__Required work__. Answer with a single number: the count of lines that hold "text".

# Start of Raw data

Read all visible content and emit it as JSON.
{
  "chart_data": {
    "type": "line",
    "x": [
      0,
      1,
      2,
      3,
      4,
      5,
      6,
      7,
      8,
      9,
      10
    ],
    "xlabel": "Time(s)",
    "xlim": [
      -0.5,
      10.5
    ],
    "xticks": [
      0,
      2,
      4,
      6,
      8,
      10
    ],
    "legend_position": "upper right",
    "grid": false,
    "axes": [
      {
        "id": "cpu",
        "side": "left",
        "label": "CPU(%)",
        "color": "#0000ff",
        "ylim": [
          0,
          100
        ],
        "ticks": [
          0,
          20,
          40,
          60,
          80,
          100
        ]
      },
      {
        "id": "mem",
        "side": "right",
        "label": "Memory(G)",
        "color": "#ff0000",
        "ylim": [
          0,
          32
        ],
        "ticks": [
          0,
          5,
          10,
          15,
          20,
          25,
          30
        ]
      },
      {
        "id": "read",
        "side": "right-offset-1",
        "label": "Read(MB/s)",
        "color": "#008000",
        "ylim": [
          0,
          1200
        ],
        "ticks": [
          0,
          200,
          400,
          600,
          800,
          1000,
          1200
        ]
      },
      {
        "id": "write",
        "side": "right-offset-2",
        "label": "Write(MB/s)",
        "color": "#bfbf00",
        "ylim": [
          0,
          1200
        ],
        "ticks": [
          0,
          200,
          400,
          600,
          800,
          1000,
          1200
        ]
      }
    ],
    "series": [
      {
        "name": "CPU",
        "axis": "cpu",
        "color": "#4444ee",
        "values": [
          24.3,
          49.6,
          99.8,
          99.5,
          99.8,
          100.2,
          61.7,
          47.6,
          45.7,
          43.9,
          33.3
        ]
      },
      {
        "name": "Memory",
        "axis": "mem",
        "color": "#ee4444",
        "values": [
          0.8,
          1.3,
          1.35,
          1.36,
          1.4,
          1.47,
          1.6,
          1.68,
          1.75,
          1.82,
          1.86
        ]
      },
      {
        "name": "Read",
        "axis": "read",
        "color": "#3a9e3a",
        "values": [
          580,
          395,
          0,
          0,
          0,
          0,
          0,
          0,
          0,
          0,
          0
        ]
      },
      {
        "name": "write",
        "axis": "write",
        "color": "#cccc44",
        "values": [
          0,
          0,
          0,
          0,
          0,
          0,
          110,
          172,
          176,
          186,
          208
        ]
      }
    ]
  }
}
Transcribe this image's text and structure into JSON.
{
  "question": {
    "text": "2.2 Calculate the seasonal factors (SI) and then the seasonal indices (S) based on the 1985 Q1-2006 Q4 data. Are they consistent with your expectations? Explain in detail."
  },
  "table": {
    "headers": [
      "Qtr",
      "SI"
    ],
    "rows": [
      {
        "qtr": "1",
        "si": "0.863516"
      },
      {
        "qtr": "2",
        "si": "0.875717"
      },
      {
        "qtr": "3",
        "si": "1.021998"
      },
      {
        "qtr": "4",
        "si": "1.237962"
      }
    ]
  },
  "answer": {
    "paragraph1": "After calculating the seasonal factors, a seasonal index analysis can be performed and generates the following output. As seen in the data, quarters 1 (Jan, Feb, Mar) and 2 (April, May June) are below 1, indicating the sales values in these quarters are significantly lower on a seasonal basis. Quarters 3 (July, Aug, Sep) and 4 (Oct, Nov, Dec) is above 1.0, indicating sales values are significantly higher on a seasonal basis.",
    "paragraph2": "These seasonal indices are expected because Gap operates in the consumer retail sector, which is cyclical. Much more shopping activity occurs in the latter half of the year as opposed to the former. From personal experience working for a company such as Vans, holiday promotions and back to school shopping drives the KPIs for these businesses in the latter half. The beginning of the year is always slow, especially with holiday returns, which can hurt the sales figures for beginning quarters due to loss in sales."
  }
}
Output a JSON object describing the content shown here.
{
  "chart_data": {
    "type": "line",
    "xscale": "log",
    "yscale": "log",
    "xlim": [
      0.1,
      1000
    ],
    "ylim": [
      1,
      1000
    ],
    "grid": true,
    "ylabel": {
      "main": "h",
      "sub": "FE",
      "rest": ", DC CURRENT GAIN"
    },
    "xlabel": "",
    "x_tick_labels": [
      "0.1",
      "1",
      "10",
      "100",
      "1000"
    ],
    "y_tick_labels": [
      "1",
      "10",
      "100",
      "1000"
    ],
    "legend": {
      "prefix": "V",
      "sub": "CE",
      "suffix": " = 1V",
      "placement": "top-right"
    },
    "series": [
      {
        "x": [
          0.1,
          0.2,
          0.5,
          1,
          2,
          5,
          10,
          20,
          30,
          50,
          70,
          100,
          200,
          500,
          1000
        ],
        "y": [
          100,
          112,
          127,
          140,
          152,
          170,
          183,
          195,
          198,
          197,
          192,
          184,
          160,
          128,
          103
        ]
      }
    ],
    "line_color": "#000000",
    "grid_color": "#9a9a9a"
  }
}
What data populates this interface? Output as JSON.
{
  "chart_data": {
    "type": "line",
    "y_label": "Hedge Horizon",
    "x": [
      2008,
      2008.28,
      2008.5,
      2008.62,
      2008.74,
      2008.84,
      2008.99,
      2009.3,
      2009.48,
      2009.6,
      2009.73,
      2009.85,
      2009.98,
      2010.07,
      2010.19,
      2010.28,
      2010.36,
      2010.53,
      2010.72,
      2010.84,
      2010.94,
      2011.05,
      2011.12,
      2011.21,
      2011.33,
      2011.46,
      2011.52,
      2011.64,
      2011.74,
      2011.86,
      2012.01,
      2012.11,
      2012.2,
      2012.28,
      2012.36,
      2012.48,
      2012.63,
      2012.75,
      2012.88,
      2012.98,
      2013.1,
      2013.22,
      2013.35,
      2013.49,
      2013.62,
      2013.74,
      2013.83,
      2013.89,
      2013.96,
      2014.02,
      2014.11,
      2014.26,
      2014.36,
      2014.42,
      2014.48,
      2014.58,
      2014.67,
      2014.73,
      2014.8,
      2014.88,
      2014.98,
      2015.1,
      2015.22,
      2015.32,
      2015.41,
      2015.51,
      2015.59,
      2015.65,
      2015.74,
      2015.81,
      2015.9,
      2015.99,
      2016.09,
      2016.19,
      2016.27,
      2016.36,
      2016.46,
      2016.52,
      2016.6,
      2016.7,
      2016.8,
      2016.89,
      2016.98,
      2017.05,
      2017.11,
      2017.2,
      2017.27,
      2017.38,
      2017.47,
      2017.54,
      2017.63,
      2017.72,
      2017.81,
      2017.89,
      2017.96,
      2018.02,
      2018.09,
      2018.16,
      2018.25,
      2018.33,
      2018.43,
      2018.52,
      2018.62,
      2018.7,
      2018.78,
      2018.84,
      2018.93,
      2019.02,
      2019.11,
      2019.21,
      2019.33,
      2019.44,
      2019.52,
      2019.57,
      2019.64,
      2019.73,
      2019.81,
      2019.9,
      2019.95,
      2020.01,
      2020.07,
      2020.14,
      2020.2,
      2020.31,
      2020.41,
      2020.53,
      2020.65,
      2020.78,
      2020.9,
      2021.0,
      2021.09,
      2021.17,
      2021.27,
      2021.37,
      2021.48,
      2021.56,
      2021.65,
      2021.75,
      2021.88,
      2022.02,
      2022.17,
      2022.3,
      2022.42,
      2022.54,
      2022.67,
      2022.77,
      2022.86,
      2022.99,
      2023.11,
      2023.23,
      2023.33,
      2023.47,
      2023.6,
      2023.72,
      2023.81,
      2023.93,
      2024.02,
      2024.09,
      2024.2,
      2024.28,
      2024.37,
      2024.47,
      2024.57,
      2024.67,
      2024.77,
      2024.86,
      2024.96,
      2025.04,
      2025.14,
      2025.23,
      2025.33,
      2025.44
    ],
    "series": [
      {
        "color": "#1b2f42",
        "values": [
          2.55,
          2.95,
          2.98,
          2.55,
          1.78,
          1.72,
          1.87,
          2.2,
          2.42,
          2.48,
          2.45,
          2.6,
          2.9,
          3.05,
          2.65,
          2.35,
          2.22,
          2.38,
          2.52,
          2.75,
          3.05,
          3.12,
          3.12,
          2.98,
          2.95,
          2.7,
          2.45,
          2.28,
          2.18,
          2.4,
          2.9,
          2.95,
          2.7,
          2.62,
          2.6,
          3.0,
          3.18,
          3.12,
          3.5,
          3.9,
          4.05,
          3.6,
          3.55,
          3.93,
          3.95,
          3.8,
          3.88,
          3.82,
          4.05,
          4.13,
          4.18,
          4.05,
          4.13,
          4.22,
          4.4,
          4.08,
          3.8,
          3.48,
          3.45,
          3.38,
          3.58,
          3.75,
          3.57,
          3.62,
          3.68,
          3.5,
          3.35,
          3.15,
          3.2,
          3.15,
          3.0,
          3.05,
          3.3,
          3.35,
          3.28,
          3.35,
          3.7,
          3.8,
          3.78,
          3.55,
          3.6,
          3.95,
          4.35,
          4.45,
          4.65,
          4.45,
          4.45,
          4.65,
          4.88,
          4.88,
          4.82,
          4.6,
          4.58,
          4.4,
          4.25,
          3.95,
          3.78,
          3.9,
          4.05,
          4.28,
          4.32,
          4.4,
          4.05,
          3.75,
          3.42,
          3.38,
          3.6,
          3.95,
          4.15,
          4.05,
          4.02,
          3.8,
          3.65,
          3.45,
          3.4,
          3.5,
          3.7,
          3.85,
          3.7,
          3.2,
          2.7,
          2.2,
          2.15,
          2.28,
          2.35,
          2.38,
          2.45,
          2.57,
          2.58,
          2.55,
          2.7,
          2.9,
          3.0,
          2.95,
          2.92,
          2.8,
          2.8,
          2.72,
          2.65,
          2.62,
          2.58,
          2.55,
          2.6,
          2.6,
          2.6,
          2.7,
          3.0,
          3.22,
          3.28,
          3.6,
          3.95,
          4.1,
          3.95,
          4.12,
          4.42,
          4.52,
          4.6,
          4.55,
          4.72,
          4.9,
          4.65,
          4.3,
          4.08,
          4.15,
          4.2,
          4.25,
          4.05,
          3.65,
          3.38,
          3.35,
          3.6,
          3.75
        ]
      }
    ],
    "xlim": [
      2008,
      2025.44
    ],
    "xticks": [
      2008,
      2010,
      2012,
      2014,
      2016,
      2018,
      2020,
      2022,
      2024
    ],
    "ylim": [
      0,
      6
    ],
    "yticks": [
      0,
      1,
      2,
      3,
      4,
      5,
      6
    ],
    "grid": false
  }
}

# End of Raw data

__Finished task__. 2